BEGIN

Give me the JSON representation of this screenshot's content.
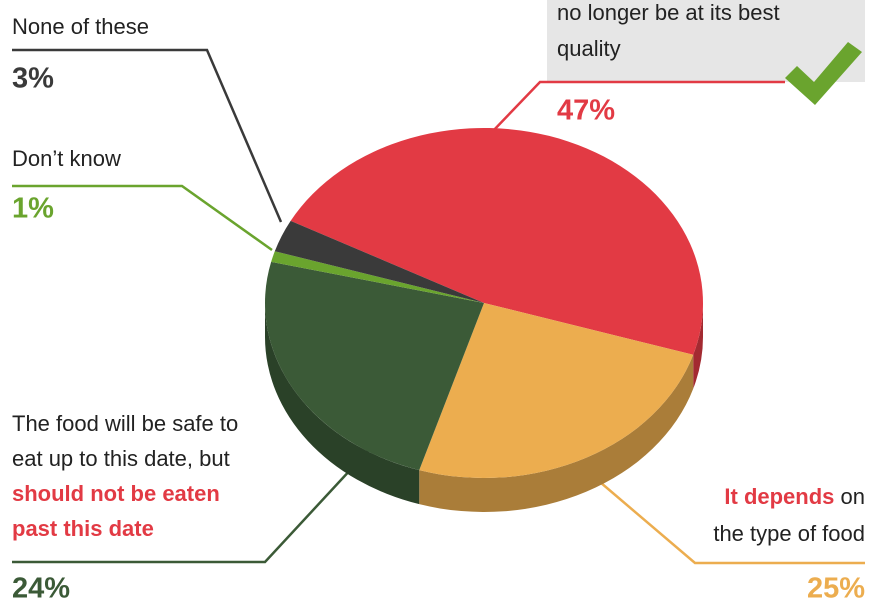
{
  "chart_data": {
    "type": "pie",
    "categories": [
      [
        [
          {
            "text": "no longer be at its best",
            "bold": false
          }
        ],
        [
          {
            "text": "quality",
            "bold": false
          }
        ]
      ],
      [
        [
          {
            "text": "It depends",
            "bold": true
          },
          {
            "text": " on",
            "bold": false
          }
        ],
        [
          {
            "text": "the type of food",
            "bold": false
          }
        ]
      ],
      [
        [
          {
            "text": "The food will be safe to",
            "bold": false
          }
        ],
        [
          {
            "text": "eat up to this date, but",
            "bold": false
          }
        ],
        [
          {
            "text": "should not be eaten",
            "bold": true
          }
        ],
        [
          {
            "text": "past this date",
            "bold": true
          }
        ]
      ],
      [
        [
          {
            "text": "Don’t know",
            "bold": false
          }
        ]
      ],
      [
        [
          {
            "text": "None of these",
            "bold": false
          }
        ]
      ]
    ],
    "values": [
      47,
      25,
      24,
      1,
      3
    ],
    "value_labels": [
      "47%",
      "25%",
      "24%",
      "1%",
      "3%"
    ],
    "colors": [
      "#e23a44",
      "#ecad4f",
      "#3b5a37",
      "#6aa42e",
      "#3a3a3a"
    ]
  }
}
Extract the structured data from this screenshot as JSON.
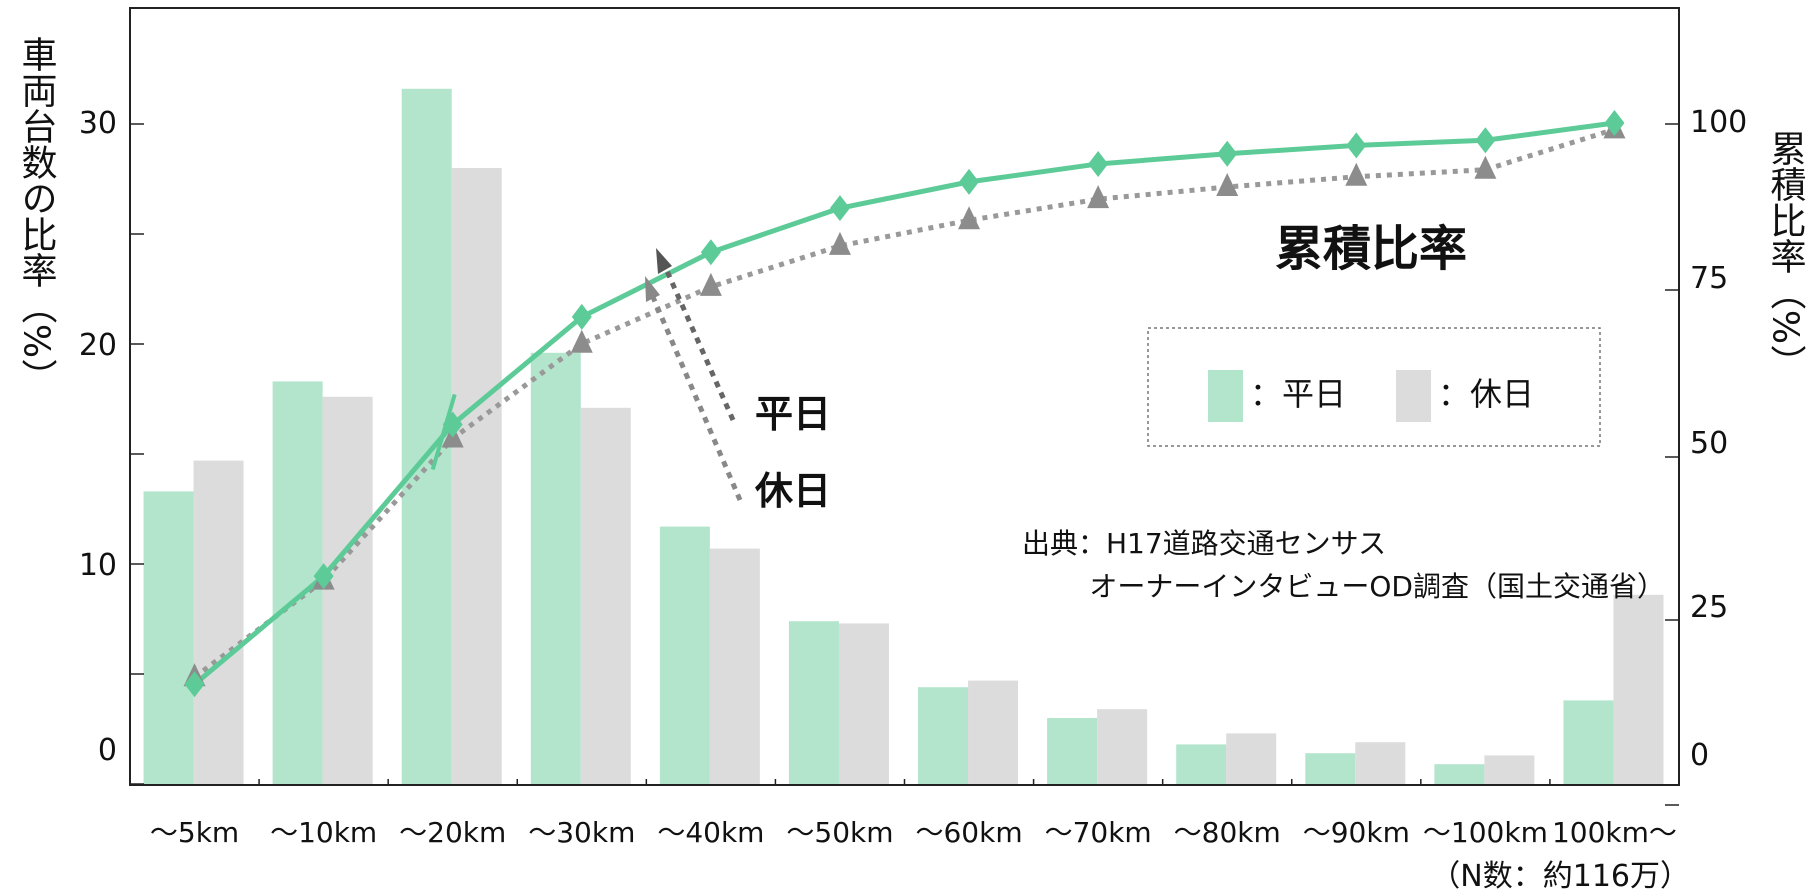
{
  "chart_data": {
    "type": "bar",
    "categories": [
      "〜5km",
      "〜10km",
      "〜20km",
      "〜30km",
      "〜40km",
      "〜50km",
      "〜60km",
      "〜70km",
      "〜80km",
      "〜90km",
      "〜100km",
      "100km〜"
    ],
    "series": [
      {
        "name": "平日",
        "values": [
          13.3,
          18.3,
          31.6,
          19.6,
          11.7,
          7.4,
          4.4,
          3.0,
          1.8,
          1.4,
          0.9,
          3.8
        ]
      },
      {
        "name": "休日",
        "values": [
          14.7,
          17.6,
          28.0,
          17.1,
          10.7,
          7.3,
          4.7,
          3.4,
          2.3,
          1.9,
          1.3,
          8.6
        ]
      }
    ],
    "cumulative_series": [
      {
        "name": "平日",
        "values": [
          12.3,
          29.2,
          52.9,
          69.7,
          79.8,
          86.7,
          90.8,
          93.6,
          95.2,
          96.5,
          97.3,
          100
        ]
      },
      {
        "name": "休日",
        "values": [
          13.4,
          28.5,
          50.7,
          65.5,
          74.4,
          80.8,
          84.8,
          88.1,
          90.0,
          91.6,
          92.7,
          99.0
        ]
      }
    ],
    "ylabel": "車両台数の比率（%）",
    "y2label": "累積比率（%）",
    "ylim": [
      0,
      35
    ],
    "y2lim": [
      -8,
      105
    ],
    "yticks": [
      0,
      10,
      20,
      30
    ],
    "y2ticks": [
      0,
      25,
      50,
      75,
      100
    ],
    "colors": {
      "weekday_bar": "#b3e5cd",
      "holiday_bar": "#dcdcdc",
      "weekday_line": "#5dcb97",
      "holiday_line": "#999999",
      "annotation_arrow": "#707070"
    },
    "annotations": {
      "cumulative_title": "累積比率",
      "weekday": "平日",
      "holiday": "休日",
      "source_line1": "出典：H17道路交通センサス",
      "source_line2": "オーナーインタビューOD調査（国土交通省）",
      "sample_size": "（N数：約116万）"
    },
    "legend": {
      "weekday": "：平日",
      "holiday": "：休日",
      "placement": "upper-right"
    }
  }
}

END
BEGIN

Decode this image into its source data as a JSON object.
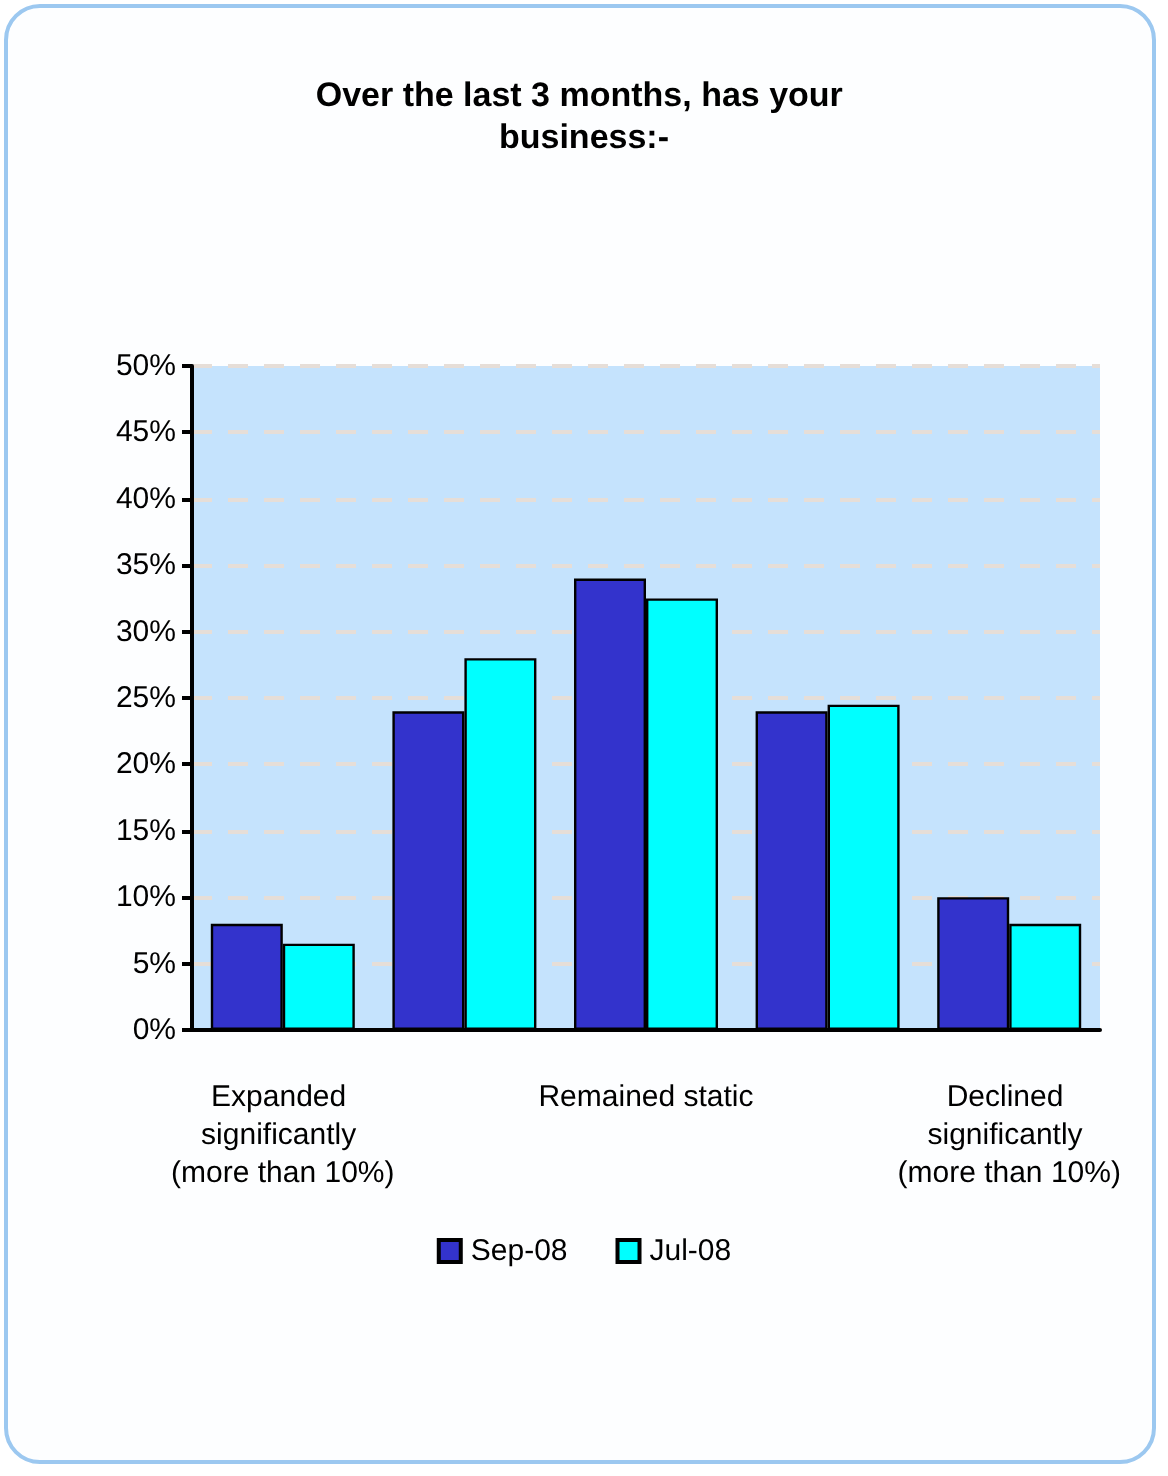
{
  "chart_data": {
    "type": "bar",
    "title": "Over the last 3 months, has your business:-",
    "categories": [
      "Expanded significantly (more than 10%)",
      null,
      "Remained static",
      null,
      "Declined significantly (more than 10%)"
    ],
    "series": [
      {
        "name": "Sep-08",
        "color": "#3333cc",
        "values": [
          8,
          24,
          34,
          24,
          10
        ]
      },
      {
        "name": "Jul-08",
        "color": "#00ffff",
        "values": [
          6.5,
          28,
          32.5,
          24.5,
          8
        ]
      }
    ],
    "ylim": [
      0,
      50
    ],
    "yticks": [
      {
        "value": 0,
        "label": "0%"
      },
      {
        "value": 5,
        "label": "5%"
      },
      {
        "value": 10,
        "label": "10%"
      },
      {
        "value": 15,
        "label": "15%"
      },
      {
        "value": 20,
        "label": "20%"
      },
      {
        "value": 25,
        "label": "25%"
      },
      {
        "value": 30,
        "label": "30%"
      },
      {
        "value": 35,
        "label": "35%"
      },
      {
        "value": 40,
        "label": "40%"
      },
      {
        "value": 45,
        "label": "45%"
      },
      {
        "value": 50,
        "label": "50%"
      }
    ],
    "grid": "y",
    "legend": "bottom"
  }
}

END

What to work on:
Copy each line of the preceding data that contains the string "more".

Solution to this exercise:
      "Expanded significantly (more than 10%)",
      "Declined significantly (more than 10%)"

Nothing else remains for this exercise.